▶ [Your goal] Tally the lines in the listing below that contain "pause" and report the tally alone.

▶ [Data provided]
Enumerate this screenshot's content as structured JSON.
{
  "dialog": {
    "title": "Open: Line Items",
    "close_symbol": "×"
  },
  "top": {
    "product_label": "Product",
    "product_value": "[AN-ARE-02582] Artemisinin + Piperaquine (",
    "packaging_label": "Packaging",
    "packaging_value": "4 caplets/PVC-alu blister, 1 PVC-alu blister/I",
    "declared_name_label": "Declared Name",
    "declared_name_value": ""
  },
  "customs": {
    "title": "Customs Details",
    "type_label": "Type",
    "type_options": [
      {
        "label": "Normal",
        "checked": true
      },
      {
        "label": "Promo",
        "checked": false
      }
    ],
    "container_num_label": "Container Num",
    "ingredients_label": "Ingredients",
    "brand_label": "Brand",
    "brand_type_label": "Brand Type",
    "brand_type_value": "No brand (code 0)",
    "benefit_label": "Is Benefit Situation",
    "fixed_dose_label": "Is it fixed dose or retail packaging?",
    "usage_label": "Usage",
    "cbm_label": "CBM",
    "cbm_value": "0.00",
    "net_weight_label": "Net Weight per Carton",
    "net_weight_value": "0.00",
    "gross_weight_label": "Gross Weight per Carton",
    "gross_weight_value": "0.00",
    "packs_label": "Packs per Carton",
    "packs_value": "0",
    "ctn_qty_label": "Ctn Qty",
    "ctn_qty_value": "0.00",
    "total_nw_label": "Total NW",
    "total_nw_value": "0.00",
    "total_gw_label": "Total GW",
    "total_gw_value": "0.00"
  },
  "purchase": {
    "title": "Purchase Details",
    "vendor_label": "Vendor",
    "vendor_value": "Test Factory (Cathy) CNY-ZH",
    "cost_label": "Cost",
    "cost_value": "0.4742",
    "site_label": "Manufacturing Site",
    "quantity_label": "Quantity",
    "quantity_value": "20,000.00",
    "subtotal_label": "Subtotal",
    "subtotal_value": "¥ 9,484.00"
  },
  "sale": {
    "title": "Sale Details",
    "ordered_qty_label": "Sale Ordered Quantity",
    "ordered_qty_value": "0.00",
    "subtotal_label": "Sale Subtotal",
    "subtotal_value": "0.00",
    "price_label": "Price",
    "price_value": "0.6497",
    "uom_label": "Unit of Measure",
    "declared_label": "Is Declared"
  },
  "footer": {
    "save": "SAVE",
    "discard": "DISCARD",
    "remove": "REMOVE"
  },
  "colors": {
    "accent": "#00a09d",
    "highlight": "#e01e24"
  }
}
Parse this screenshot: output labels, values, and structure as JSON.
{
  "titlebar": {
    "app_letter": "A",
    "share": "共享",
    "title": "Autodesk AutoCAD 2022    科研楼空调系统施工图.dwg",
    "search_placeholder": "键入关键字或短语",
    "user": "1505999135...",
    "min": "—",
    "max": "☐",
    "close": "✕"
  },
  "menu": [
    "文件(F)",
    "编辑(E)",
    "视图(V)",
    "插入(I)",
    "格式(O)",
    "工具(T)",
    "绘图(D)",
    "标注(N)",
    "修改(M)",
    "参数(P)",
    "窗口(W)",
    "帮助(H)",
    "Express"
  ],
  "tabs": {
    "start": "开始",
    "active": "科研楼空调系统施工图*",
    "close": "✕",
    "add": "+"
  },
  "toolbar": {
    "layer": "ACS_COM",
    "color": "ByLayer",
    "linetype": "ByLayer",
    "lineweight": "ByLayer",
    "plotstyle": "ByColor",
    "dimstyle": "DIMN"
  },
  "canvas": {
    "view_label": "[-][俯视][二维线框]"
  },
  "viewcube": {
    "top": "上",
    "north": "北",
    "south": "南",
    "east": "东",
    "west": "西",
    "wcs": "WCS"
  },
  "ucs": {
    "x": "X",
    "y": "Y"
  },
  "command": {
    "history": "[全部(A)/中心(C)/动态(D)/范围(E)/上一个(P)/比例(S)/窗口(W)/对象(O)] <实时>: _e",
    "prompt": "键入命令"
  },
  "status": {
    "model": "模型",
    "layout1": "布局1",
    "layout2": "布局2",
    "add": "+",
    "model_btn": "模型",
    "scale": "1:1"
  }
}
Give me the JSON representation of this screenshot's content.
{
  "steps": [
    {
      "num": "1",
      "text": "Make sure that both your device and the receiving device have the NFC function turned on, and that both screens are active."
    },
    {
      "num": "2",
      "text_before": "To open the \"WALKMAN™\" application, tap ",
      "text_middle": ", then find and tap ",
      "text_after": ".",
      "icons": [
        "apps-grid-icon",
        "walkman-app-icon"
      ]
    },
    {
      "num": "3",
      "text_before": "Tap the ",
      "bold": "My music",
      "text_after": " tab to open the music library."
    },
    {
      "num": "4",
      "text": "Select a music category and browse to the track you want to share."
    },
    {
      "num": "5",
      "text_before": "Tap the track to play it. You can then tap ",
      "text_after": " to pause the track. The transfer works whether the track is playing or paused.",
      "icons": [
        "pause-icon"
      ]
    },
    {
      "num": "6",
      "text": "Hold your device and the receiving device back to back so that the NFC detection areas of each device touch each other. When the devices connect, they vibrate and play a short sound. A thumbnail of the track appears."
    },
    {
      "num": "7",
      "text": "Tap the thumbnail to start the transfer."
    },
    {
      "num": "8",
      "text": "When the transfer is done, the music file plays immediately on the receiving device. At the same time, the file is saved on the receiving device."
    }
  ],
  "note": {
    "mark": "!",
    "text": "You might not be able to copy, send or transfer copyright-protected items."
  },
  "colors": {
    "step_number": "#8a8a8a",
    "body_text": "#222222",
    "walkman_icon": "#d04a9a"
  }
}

▶ [Problem solution] 2